• [WHAT IS NEEDED]
What follows is a listing; restate every line of it word for word.
::::::
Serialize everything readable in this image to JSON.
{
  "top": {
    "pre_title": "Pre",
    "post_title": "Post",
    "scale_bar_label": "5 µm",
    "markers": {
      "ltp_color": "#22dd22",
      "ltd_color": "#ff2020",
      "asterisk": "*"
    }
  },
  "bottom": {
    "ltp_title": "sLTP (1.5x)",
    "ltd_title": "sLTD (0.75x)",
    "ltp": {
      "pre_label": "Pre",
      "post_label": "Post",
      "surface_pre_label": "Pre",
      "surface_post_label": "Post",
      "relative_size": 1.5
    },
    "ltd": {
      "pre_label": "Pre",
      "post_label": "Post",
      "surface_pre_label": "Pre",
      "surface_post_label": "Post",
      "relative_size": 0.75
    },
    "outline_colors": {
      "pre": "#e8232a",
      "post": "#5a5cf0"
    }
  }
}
::::::
• [EXERCISE SOLUTION]
Serialize everything readable in this image to JSON.
{
  "top": {
    "pre_title": "Pre",
    "post_title": "Post",
    "scale_bar_label": "5 µm",
    "markers": {
      "ltp_color": "#22dd22",
      "ltd_color": "#ff2020",
      "asterisk": "*"
    }
  },
  "bottom": {
    "ltp_title": "sLTP (1.5x)",
    "ltd_title": "sLTD (0.75x)",
    "ltp": {
      "pre_label": "Pre",
      "post_label": "Post",
      "surface_pre_label": "Pre",
      "surface_post_label": "Post",
      "relative_size": 1.5
    },
    "ltd": {
      "pre_label": "Pre",
      "post_label": "Post",
      "surface_pre_label": "Pre",
      "surface_post_label": "Post",
      "relative_size": 0.75
    },
    "outline_colors": {
      "pre": "#e8232a",
      "post": "#5a5cf0"
    }
  }
}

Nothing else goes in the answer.